[Extracted data entries]

===============

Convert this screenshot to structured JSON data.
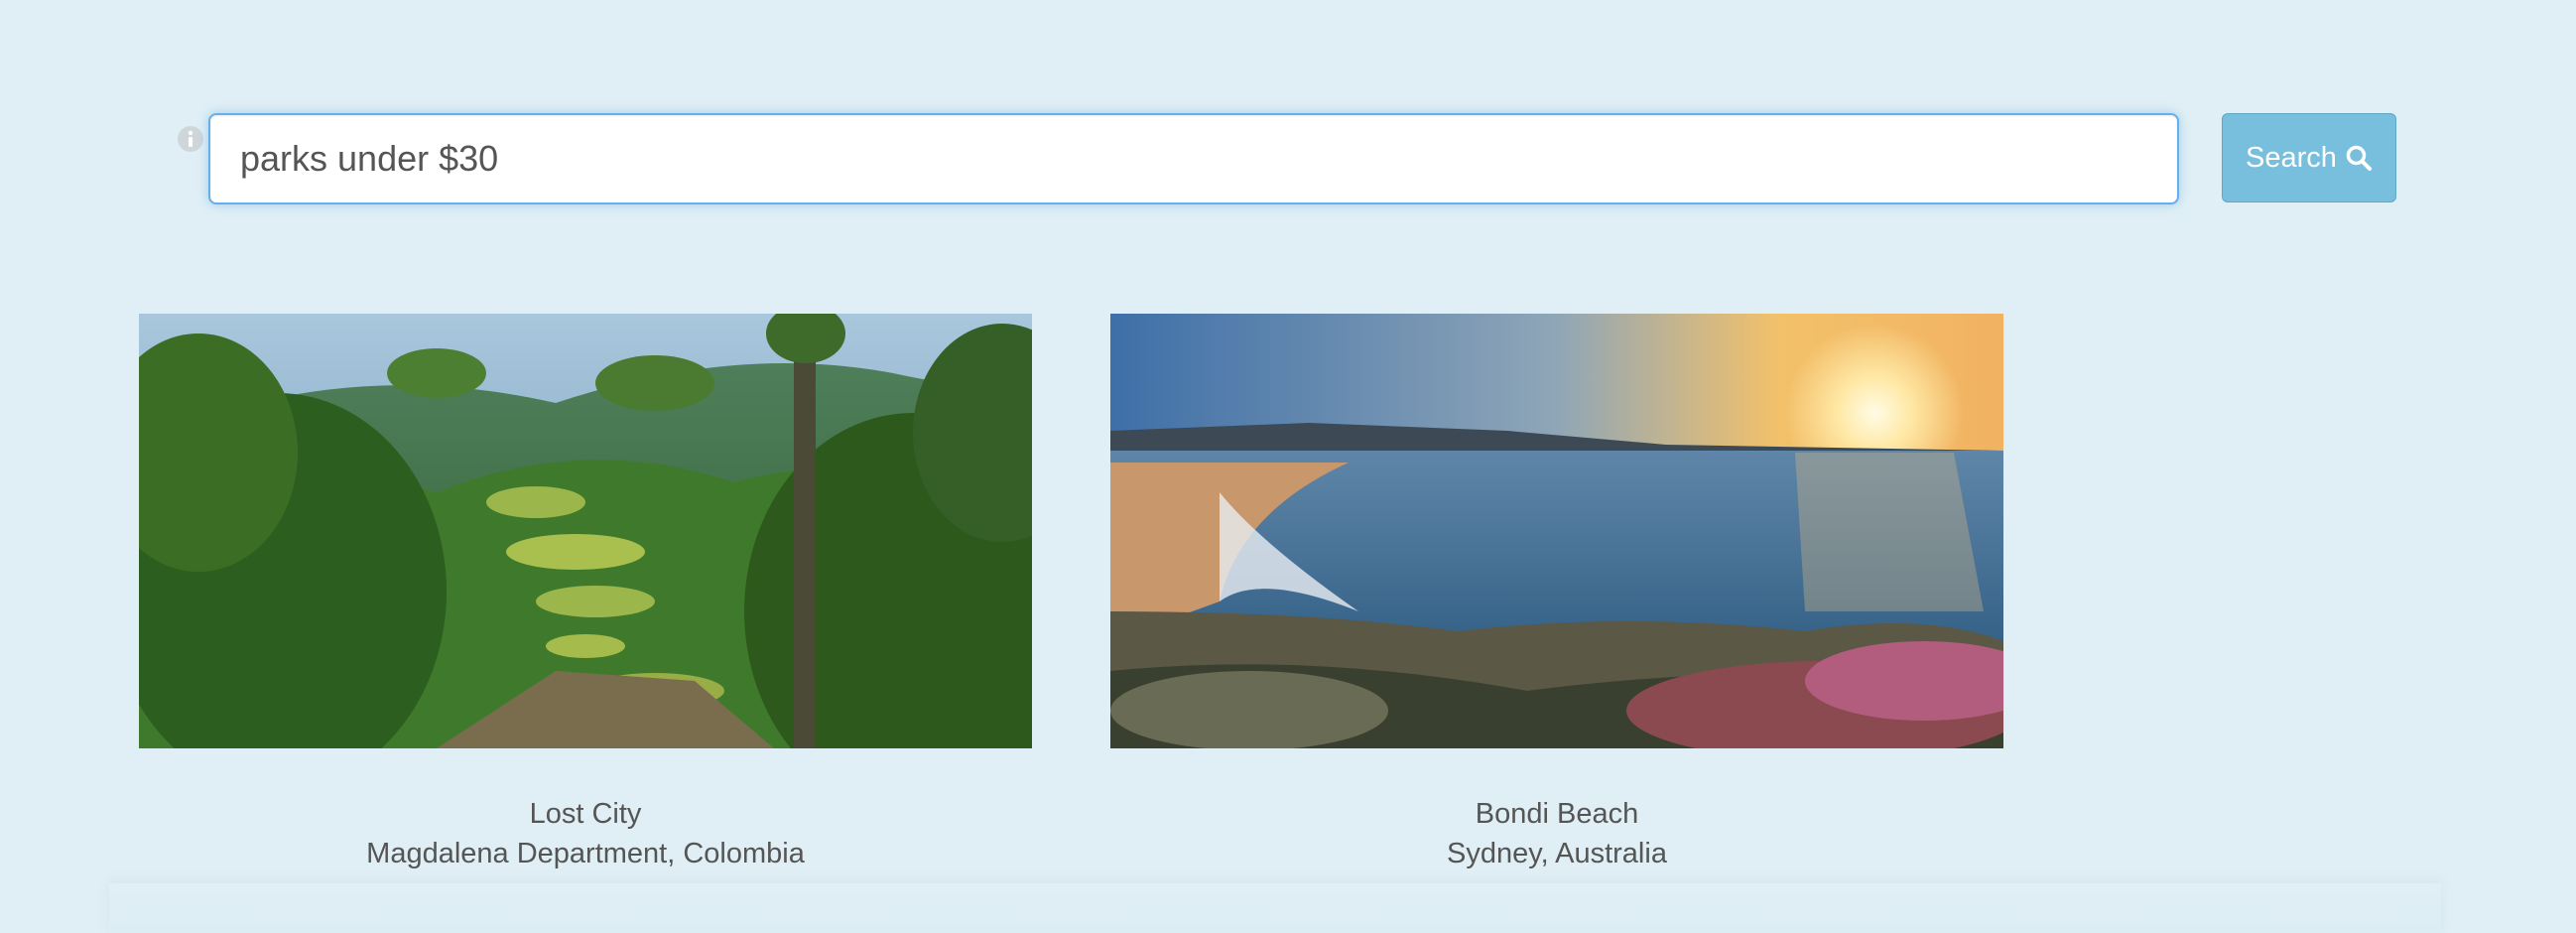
{
  "search": {
    "value": "parks under $30",
    "button_label": "Search"
  },
  "icons": {
    "info": "info-icon",
    "search": "search-icon"
  },
  "colors": {
    "background": "#e0eff5",
    "button": "#78bfde",
    "input_border": "#66afe9",
    "text": "#555555"
  },
  "results": [
    {
      "title": "Lost City",
      "location": "Magdalena Department, Colombia"
    },
    {
      "title": "Bondi Beach",
      "location": "Sydney, Australia"
    }
  ]
}
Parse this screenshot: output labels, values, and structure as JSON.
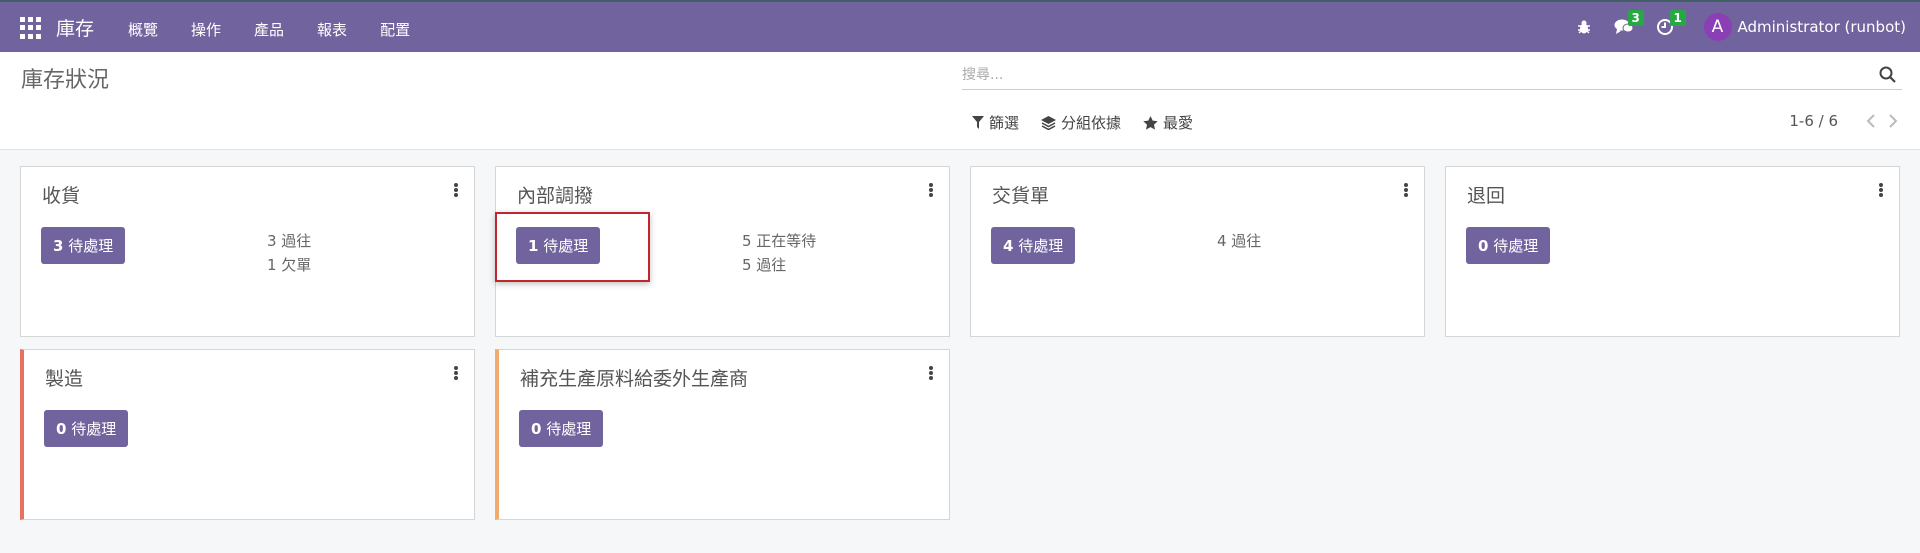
{
  "navbar": {
    "brand": "庫存",
    "menu": [
      "概覽",
      "操作",
      "產品",
      "報表",
      "配置"
    ],
    "messages_count": "3",
    "activities_count": "1",
    "user_initial": "A",
    "user_name": "Administrator (runbot)",
    "icons": [
      "apps-grid-icon",
      "bug-icon",
      "chat-icon",
      "clock-icon"
    ]
  },
  "control_panel": {
    "title": "庫存狀況",
    "search_placeholder": "搜尋...",
    "filters": "篩選",
    "group_by": "分組依據",
    "favorites": "最愛",
    "pager": "1-6 / 6"
  },
  "cards": [
    {
      "title": "收貨",
      "todo_count": "3",
      "todo_label": "待處理",
      "stats": [
        "3 過往",
        "1 欠單"
      ],
      "accent": null
    },
    {
      "title": "內部調撥",
      "todo_count": "1",
      "todo_label": "待處理",
      "stats": [
        "5 正在等待",
        "5 過往"
      ],
      "accent": null
    },
    {
      "title": "交貨單",
      "todo_count": "4",
      "todo_label": "待處理",
      "stats": [
        "4 過往"
      ],
      "accent": null
    },
    {
      "title": "退回",
      "todo_count": "0",
      "todo_label": "待處理",
      "stats": [],
      "accent": null
    },
    {
      "title": "製造",
      "todo_count": "0",
      "todo_label": "待處理",
      "stats": [],
      "accent": "#e5735f"
    },
    {
      "title": "補充生產原料給委外生產商",
      "todo_count": "0",
      "todo_label": "待處理",
      "stats": [],
      "accent": "#f0ab6e"
    }
  ],
  "colors": {
    "primary": "#71639e",
    "badge": "#28a745",
    "highlight": "#c0262d"
  }
}
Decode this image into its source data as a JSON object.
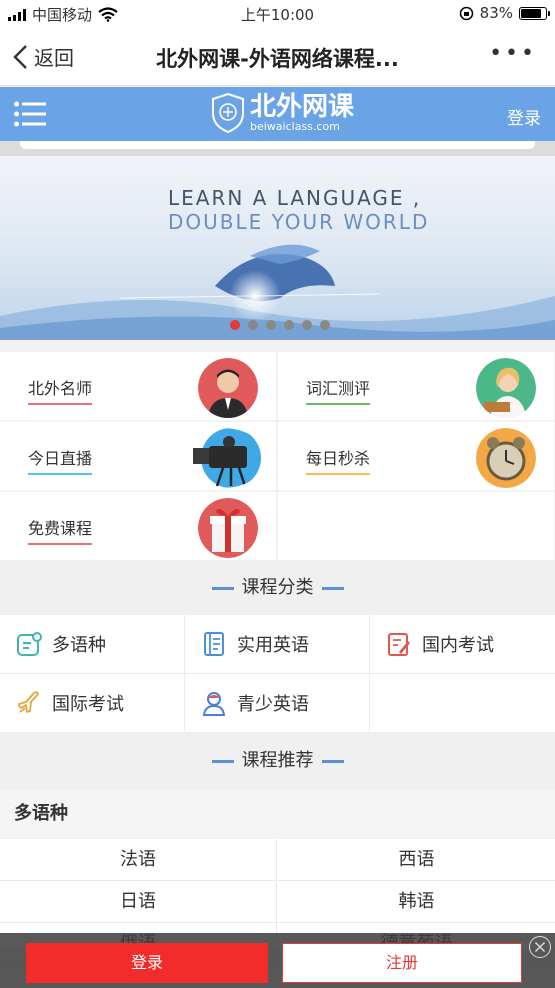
{
  "status": {
    "carrier": "中国移动",
    "time": "上午10:00",
    "battery": "83%",
    "battery_level": 0.83
  },
  "nav": {
    "back_label": "返回",
    "title": "北外网课-外语网络课程...",
    "more": "•••"
  },
  "site": {
    "brand": "北外网课",
    "url": "beiwaiclass.com",
    "login": "登录"
  },
  "banner": {
    "line1": "LEARN A LANGUAGE ,",
    "line2": "DOUBLE YOUR WORLD",
    "slide_count": 6,
    "active_slide": 0
  },
  "quick": [
    {
      "label": "北外名师",
      "accent": "#e57373"
    },
    {
      "label": "词汇测评",
      "accent": "#66bb6a"
    },
    {
      "label": "今日直播",
      "accent": "#4fc3f7"
    },
    {
      "label": "每日秒杀",
      "accent": "#ffb74d"
    },
    {
      "label": "免费课程",
      "accent": "#e57373"
    }
  ],
  "categories_title": "课程分类",
  "categories": [
    {
      "label": "多语种",
      "icon": "multilingual-icon"
    },
    {
      "label": "实用英语",
      "icon": "book-icon"
    },
    {
      "label": "国内考试",
      "icon": "exam-icon"
    },
    {
      "label": "国际考试",
      "icon": "plane-icon"
    },
    {
      "label": "青少英语",
      "icon": "child-icon"
    }
  ],
  "recommend_title": "课程推荐",
  "recommend": {
    "group": "多语种",
    "items": [
      "法语",
      "西语",
      "日语",
      "韩语",
      "俄语",
      "德意葡语"
    ]
  },
  "bottom": {
    "login": "登录",
    "register": "注册"
  }
}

===============

Print each line from the one containing "Decode this image" through the last line of the listing, both included, exactly and with no pictures.

Decode this image into its source data as a JSON object.
{
  "status": {
    "carrier": "中国移动",
    "time": "上午10:00",
    "battery": "83%",
    "battery_level": 0.83
  },
  "nav": {
    "back_label": "返回",
    "title": "北外网课-外语网络课程...",
    "more": "•••"
  },
  "site": {
    "brand": "北外网课",
    "url": "beiwaiclass.com",
    "login": "登录"
  },
  "banner": {
    "line1": "LEARN A LANGUAGE ,",
    "line2": "DOUBLE YOUR WORLD",
    "slide_count": 6,
    "active_slide": 0
  },
  "quick": [
    {
      "label": "北外名师",
      "accent": "#e57373"
    },
    {
      "label": "词汇测评",
      "accent": "#66bb6a"
    },
    {
      "label": "今日直播",
      "accent": "#4fc3f7"
    },
    {
      "label": "每日秒杀",
      "accent": "#ffb74d"
    },
    {
      "label": "免费课程",
      "accent": "#e57373"
    }
  ],
  "categories_title": "课程分类",
  "categories": [
    {
      "label": "多语种",
      "icon": "multilingual-icon"
    },
    {
      "label": "实用英语",
      "icon": "book-icon"
    },
    {
      "label": "国内考试",
      "icon": "exam-icon"
    },
    {
      "label": "国际考试",
      "icon": "plane-icon"
    },
    {
      "label": "青少英语",
      "icon": "child-icon"
    }
  ],
  "recommend_title": "课程推荐",
  "recommend": {
    "group": "多语种",
    "items": [
      "法语",
      "西语",
      "日语",
      "韩语",
      "俄语",
      "德意葡语"
    ]
  },
  "bottom": {
    "login": "登录",
    "register": "注册"
  }
}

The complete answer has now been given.